··· EXCERPTED DATA

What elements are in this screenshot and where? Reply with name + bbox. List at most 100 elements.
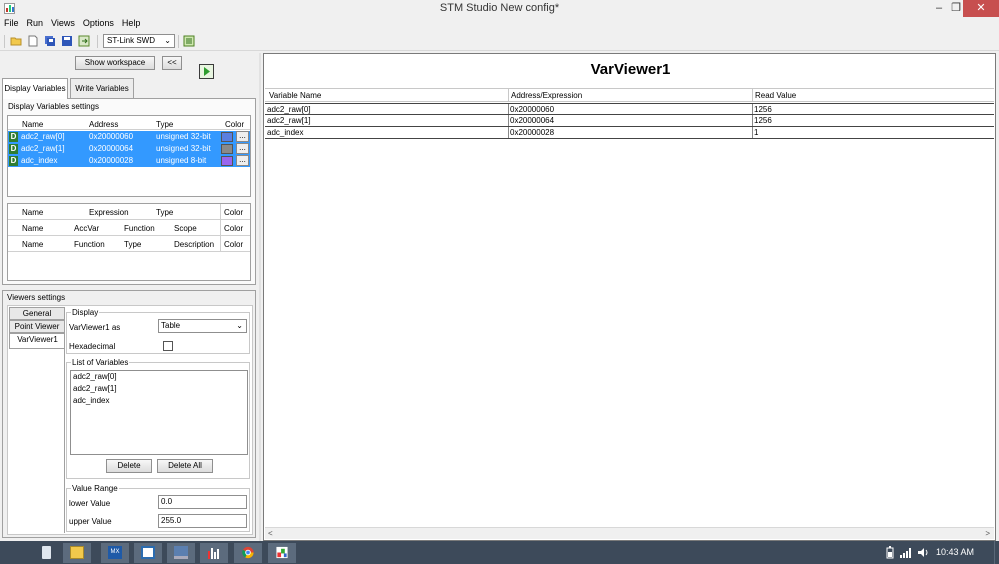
signal-icon[interactable] xyxy=(899,547,912,558)
lower-value-input[interactable]: 0.0 xyxy=(158,495,247,509)
display-as-select[interactable]: Table ⌄ xyxy=(158,319,247,333)
menu-views[interactable]: Views xyxy=(47,17,79,31)
monitor-icon xyxy=(174,546,188,559)
list-item[interactable]: adc_index xyxy=(71,395,247,407)
viewers-settings-label: Viewers settings xyxy=(7,293,66,302)
vtab-general[interactable]: General xyxy=(9,307,65,320)
col-description: Description xyxy=(174,240,215,249)
save-all-icon[interactable] xyxy=(44,35,56,47)
taskbar-window-app[interactable] xyxy=(134,543,162,563)
upper-value-input[interactable]: 255.0 xyxy=(158,514,247,528)
export-icon[interactable] xyxy=(78,35,90,47)
show-workspace-button[interactable]: Show workspace xyxy=(75,56,155,70)
list-item[interactable]: adc2_raw[0] xyxy=(71,371,247,383)
taskbar-stm-studio[interactable] xyxy=(200,543,228,563)
table-row[interactable]: adc2_raw[0] 0x20000060 1256 xyxy=(265,103,994,115)
more-button[interactable]: ... xyxy=(236,155,249,166)
variables-listbox[interactable]: adc2_raw[0] adc2_raw[1] adc_index xyxy=(70,370,248,455)
color-swatch[interactable] xyxy=(221,144,233,154)
scroll-right-icon[interactable]: > xyxy=(985,529,990,538)
window-icon xyxy=(141,546,155,559)
menu-options[interactable]: Options xyxy=(79,17,118,31)
taskbar-paint[interactable] xyxy=(268,543,296,563)
row-address: 0x20000028 xyxy=(510,128,555,137)
taskbar-phone-app[interactable] xyxy=(33,543,61,563)
menu-run[interactable]: Run xyxy=(23,17,48,31)
variable-name: adc_index xyxy=(21,156,58,165)
taskbar-remote-desktop[interactable] xyxy=(167,543,195,563)
row-name: adc2_raw[0] xyxy=(267,105,311,114)
row-address: 0x20000064 xyxy=(510,116,555,125)
list-of-variables-group: List of Variables adc2_raw[0] adc2_raw[1… xyxy=(66,358,250,479)
table-row[interactable]: adc2_raw[1] 0x20000064 1256 xyxy=(265,115,994,127)
taskbar-stm32cubemx[interactable]: MX xyxy=(101,543,129,563)
close-button[interactable]: ✕ xyxy=(963,0,999,17)
column-divider xyxy=(752,104,753,114)
run-play-icon[interactable] xyxy=(199,64,214,79)
color-swatch[interactable] xyxy=(221,156,233,166)
tab-write-variables[interactable]: Write Variables xyxy=(70,78,134,98)
delete-button[interactable]: Delete xyxy=(106,459,152,473)
variable-row[interactable]: D adc_index 0x20000028 unsigned 8-bit ..… xyxy=(8,155,250,167)
list-item[interactable]: adc2_raw[1] xyxy=(71,383,247,395)
clock[interactable]: 10:43 AM xyxy=(936,547,974,557)
row-name: adc2_raw[1] xyxy=(267,116,311,125)
col-scope: Scope xyxy=(174,224,197,233)
display-badge-icon: D xyxy=(9,132,18,142)
display-as-value: Table xyxy=(161,321,181,330)
more-button[interactable]: ... xyxy=(236,131,249,142)
tab-display-variables[interactable]: Display Variables xyxy=(2,78,68,99)
show-desktop-button[interactable] xyxy=(994,541,999,564)
expressions-grid: Name Expression Type Color Name AccVar F… xyxy=(7,203,251,281)
col-name: Name xyxy=(22,120,44,129)
probe-select-value: ST-Link SWD xyxy=(107,36,156,45)
taskbar-chrome[interactable] xyxy=(234,543,262,563)
accvar-header: Name AccVar Function Scope Color xyxy=(8,220,250,236)
value-range-group: Value Range lower Value 0.0 upper Value … xyxy=(66,484,250,532)
col-variable-name: Variable Name xyxy=(269,91,322,100)
row-name: adc_index xyxy=(267,128,304,137)
new-file-icon[interactable] xyxy=(27,35,39,47)
hexadecimal-label: Hexadecimal xyxy=(69,342,116,351)
chrome-icon xyxy=(242,546,254,559)
col-name: Name xyxy=(22,224,44,233)
display-group: Display VarViewer1 as Table ⌄ Hexadecima… xyxy=(66,308,250,354)
vtab-point-viewer[interactable]: Point Viewer xyxy=(9,320,65,333)
paint-icon xyxy=(276,546,288,559)
save-icon[interactable] xyxy=(61,35,73,47)
viewer-table-header: Variable Name Address/Expression Read Va… xyxy=(265,88,994,102)
battery-icon[interactable] xyxy=(886,546,894,559)
horizontal-scrollbar[interactable]: < > xyxy=(265,527,994,539)
vtab-varviewer1[interactable]: VarViewer1 xyxy=(9,333,65,349)
variable-row[interactable]: D adc2_raw[0] 0x20000060 unsigned 32-bit… xyxy=(8,131,250,143)
open-folder-icon[interactable] xyxy=(10,35,22,47)
col-color: Color xyxy=(224,208,244,217)
display-group-title: Display xyxy=(71,308,100,317)
color-swatch[interactable] xyxy=(221,132,233,142)
display-as-label: VarViewer1 as xyxy=(69,323,121,332)
row-value: 1256 xyxy=(754,105,772,114)
variable-name: adc2_raw[1] xyxy=(21,144,65,153)
hexadecimal-checkbox[interactable] xyxy=(163,341,173,351)
menu-help[interactable]: Help xyxy=(118,17,145,31)
delete-all-button[interactable]: Delete All xyxy=(157,459,213,473)
taskbar-file-explorer[interactable] xyxy=(63,543,91,563)
menu-file[interactable]: File xyxy=(0,17,23,31)
variable-address: 0x20000060 xyxy=(89,132,134,141)
panel-splitter[interactable] xyxy=(259,53,261,541)
probe-select[interactable]: ST-Link SWD ⌄ xyxy=(103,34,175,48)
table-config-icon[interactable] xyxy=(183,35,195,47)
variables-grid-header: Name Address Type Color xyxy=(8,116,250,130)
volume-icon[interactable] xyxy=(917,547,929,558)
column-divider xyxy=(508,104,509,114)
more-button[interactable]: ... xyxy=(236,143,249,154)
taskbar: MX 10:43 AM xyxy=(0,541,999,564)
variable-row[interactable]: D adc2_raw[1] 0x20000064 unsigned 32-bit… xyxy=(8,143,250,155)
table-row[interactable]: adc_index 0x20000028 1 xyxy=(265,127,994,139)
col-name: Name xyxy=(22,240,44,249)
collapse-button[interactable]: << xyxy=(162,56,182,70)
scroll-left-icon[interactable]: < xyxy=(268,529,273,538)
column-divider xyxy=(220,220,221,235)
column-divider xyxy=(752,127,753,138)
toolbar-separator xyxy=(97,35,98,48)
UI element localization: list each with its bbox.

······

[WRITTEN INSTRUCTION] Retype the material starting at the line that contains "signal-icon[interactable] xyxy=(899,547,912,558)" and ending after the line that contains "export-icon[interactable] xyxy=(78,35,90,47)", including both of those lines.

[FULL SOLUTION]
signal-icon[interactable] xyxy=(899,547,912,558)
lower-value-input[interactable]: 0.0 xyxy=(158,495,247,509)
display-as-select[interactable]: Table ⌄ xyxy=(158,319,247,333)
menu-views[interactable]: Views xyxy=(47,17,79,31)
monitor-icon xyxy=(174,546,188,559)
list-item[interactable]: adc_index xyxy=(71,395,247,407)
viewers-settings-label: Viewers settings xyxy=(7,293,66,302)
vtab-general[interactable]: General xyxy=(9,307,65,320)
col-description: Description xyxy=(174,240,215,249)
save-all-icon[interactable] xyxy=(44,35,56,47)
taskbar-window-app[interactable] xyxy=(134,543,162,563)
upper-value-input[interactable]: 255.0 xyxy=(158,514,247,528)
export-icon[interactable] xyxy=(78,35,90,47)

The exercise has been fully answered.